> [Challenge]: Can you transcribe the data exactly? Leave the pictures out.

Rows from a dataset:
* BEGIN *

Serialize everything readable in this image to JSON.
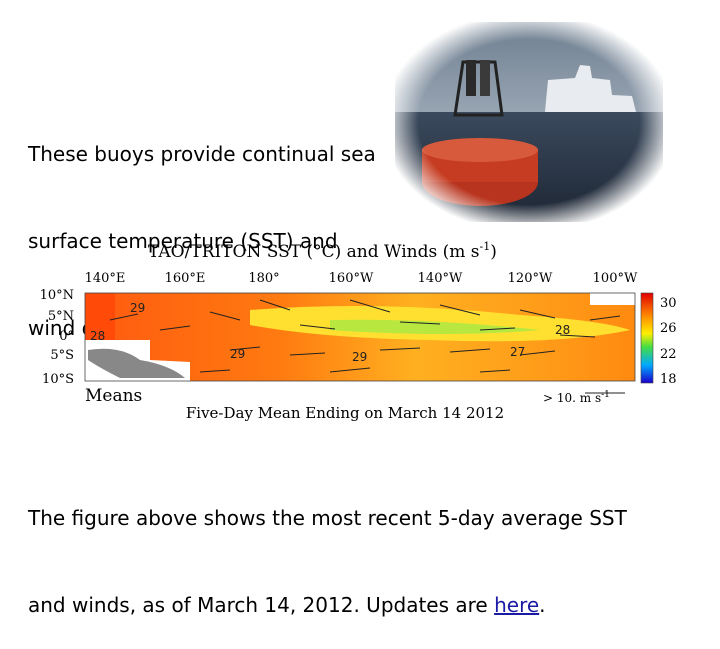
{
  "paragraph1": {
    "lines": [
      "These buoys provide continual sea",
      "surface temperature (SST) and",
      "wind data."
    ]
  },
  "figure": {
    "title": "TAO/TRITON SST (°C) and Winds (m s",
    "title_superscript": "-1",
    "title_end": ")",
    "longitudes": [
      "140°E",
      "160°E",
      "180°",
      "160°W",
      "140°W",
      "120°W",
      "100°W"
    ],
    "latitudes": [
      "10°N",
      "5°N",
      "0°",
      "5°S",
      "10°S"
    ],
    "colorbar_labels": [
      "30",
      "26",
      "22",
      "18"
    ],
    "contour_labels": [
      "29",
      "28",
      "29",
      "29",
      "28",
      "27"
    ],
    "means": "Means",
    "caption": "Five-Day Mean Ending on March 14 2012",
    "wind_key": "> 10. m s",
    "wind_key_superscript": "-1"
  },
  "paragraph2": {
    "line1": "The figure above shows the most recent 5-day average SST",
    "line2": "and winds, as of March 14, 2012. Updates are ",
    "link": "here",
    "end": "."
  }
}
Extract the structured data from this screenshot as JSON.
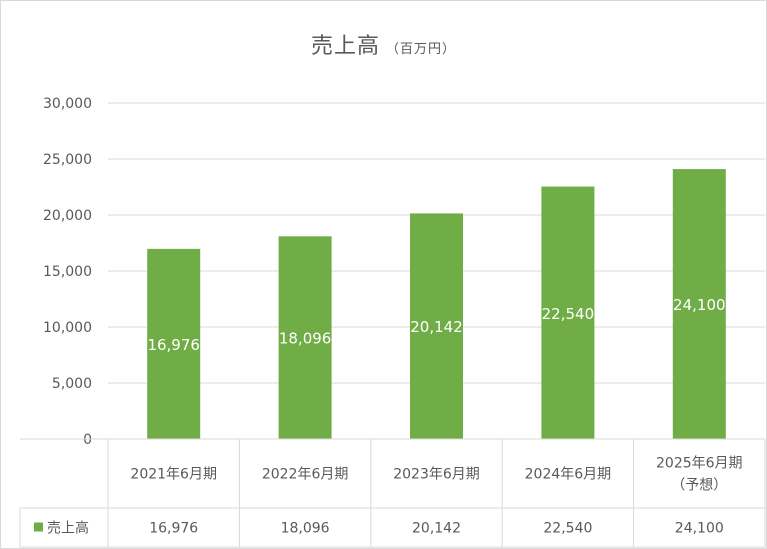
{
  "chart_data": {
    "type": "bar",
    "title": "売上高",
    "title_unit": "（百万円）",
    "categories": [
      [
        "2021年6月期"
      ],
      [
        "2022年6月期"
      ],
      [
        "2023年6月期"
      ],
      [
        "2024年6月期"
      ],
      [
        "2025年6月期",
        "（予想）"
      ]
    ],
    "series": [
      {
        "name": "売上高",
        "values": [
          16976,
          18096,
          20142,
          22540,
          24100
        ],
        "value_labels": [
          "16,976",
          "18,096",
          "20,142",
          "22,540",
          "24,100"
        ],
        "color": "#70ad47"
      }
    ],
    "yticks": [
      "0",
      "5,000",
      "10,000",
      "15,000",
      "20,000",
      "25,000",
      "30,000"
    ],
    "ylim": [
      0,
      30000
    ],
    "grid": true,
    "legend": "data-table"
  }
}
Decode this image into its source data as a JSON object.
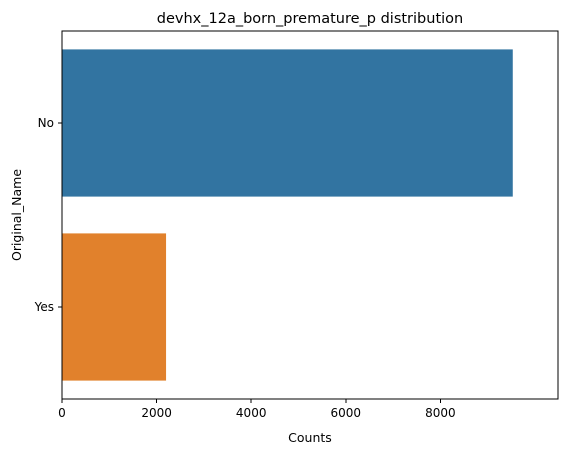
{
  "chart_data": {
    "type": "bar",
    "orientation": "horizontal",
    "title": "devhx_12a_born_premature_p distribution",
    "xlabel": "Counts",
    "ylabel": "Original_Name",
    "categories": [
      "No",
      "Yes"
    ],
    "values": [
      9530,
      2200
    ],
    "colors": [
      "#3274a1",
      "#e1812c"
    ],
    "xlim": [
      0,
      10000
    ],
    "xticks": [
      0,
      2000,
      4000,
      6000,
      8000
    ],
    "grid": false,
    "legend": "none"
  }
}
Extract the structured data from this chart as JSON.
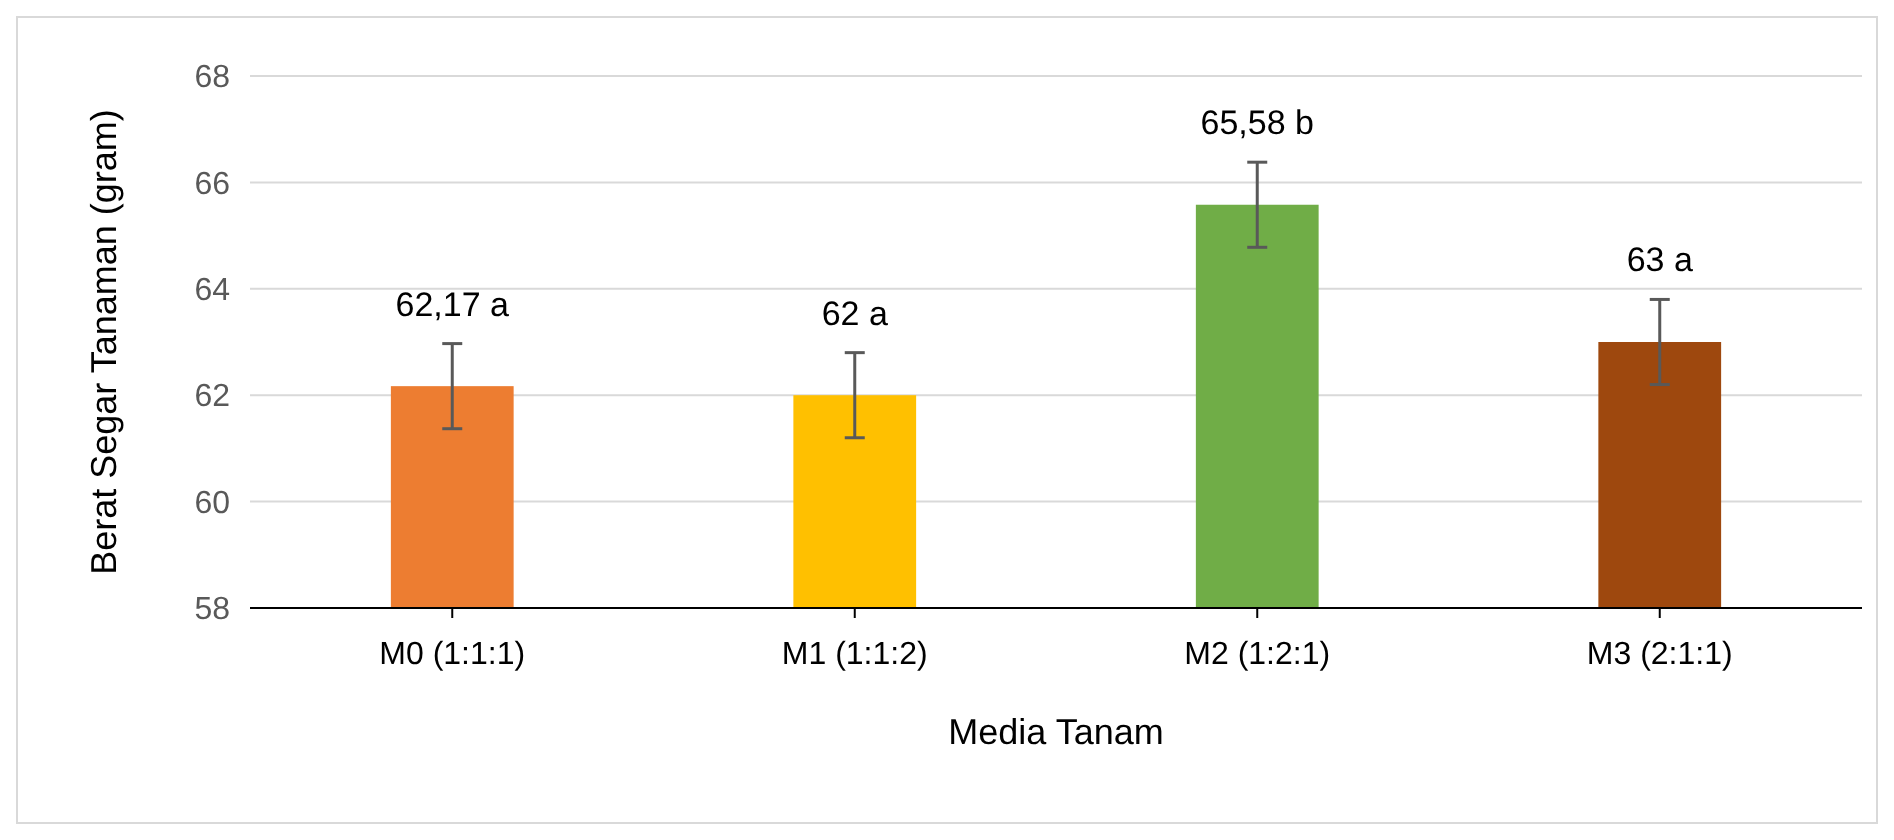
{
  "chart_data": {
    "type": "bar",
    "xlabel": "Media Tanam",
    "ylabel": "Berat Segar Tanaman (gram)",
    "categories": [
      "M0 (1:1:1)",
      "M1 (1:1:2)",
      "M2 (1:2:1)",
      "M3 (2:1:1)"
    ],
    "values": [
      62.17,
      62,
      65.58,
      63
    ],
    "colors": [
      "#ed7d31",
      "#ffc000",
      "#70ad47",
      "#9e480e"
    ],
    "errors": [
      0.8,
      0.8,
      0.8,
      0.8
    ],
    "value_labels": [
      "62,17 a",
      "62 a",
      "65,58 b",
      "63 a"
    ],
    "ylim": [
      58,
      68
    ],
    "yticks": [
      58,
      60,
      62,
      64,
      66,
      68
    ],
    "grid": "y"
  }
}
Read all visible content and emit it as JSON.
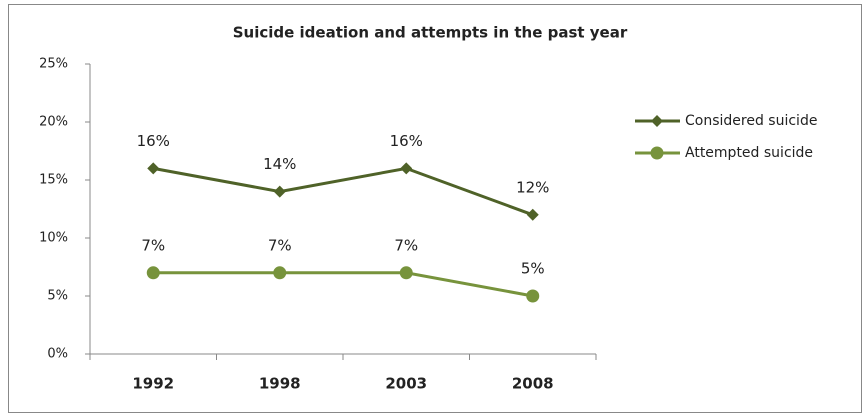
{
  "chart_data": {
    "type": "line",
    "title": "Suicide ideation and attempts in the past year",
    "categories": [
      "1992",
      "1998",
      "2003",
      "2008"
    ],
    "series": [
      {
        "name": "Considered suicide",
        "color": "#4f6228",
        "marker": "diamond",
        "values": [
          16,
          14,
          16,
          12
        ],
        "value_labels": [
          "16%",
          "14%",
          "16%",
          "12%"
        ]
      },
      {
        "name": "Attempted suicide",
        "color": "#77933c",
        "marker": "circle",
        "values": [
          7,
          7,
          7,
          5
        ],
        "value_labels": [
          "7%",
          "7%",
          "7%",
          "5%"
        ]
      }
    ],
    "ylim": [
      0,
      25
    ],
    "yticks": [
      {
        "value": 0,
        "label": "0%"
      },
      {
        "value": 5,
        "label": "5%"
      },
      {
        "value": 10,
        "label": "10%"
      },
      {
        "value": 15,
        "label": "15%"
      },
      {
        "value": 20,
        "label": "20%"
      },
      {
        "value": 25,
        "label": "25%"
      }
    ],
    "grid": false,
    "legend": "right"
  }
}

* END *

> [Answer for the task]:
Serialize everything readable in this image to JSON.
{
  "paragraph1": {
    "lines": [
      "These buoys provide continual sea",
      "surface temperature (SST) and",
      "wind data."
    ]
  },
  "figure": {
    "title": "TAO/TRITON SST (°C) and Winds (m s",
    "title_superscript": "-1",
    "title_end": ")",
    "longitudes": [
      "140°E",
      "160°E",
      "180°",
      "160°W",
      "140°W",
      "120°W",
      "100°W"
    ],
    "latitudes": [
      "10°N",
      "5°N",
      "0°",
      "5°S",
      "10°S"
    ],
    "colorbar_labels": [
      "30",
      "26",
      "22",
      "18"
    ],
    "contour_labels": [
      "29",
      "28",
      "29",
      "29",
      "28",
      "27"
    ],
    "means": "Means",
    "caption": "Five-Day Mean Ending on March 14 2012",
    "wind_key": "> 10. m s",
    "wind_key_superscript": "-1"
  },
  "paragraph2": {
    "line1": "The figure above shows the most recent 5-day average SST",
    "line2": "and winds, as of March 14, 2012. Updates are ",
    "link": "here",
    "end": "."
  }
}
Extract the structured data from this screenshot as JSON.
{
  "chart_data": {
    "type": "bar",
    "title": "売上高",
    "title_unit": "（百万円）",
    "categories": [
      [
        "2021年6月期"
      ],
      [
        "2022年6月期"
      ],
      [
        "2023年6月期"
      ],
      [
        "2024年6月期"
      ],
      [
        "2025年6月期",
        "（予想）"
      ]
    ],
    "series": [
      {
        "name": "売上高",
        "values": [
          16976,
          18096,
          20142,
          22540,
          24100
        ],
        "value_labels": [
          "16,976",
          "18,096",
          "20,142",
          "22,540",
          "24,100"
        ],
        "color": "#70ad47"
      }
    ],
    "yticks": [
      "0",
      "5,000",
      "10,000",
      "15,000",
      "20,000",
      "25,000",
      "30,000"
    ],
    "ylim": [
      0,
      30000
    ],
    "grid": true,
    "legend": "data-table"
  }
}
Decode this image into its source data as a JSON object.
{
  "chart_data": {
    "type": "bar",
    "orientation": "horizontal",
    "title": "devhx_12a_born_premature_p distribution",
    "xlabel": "Counts",
    "ylabel": "Original_Name",
    "categories": [
      "No",
      "Yes"
    ],
    "values": [
      9530,
      2200
    ],
    "colors": [
      "#3274a1",
      "#e1812c"
    ],
    "xlim": [
      0,
      10000
    ],
    "xticks": [
      0,
      2000,
      4000,
      6000,
      8000
    ],
    "grid": false,
    "legend": "none"
  }
}
Extract the structured data from this chart as JSON.
{
  "chart_data": {
    "type": "bar",
    "xlabel": "Media Tanam",
    "ylabel": "Berat Segar Tanaman (gram)",
    "categories": [
      "M0 (1:1:1)",
      "M1 (1:1:2)",
      "M2 (1:2:1)",
      "M3 (2:1:1)"
    ],
    "values": [
      62.17,
      62,
      65.58,
      63
    ],
    "colors": [
      "#ed7d31",
      "#ffc000",
      "#70ad47",
      "#9e480e"
    ],
    "errors": [
      0.8,
      0.8,
      0.8,
      0.8
    ],
    "value_labels": [
      "62,17 a",
      "62 a",
      "65,58 b",
      "63 a"
    ],
    "ylim": [
      58,
      68
    ],
    "yticks": [
      58,
      60,
      62,
      64,
      66,
      68
    ],
    "grid": "y"
  }
}
Read all visible content and emit it as JSON.
{
  "chart_data": {
    "type": "line",
    "title": "Suicide ideation and attempts in the past year",
    "categories": [
      "1992",
      "1998",
      "2003",
      "2008"
    ],
    "series": [
      {
        "name": "Considered suicide",
        "color": "#4f6228",
        "marker": "diamond",
        "values": [
          16,
          14,
          16,
          12
        ],
        "value_labels": [
          "16%",
          "14%",
          "16%",
          "12%"
        ]
      },
      {
        "name": "Attempted suicide",
        "color": "#77933c",
        "marker": "circle",
        "values": [
          7,
          7,
          7,
          5
        ],
        "value_labels": [
          "7%",
          "7%",
          "7%",
          "5%"
        ]
      }
    ],
    "ylim": [
      0,
      25
    ],
    "yticks": [
      {
        "value": 0,
        "label": "0%"
      },
      {
        "value": 5,
        "label": "5%"
      },
      {
        "value": 10,
        "label": "10%"
      },
      {
        "value": 15,
        "label": "15%"
      },
      {
        "value": 20,
        "label": "20%"
      },
      {
        "value": 25,
        "label": "25%"
      }
    ],
    "grid": false,
    "legend": "right"
  }
}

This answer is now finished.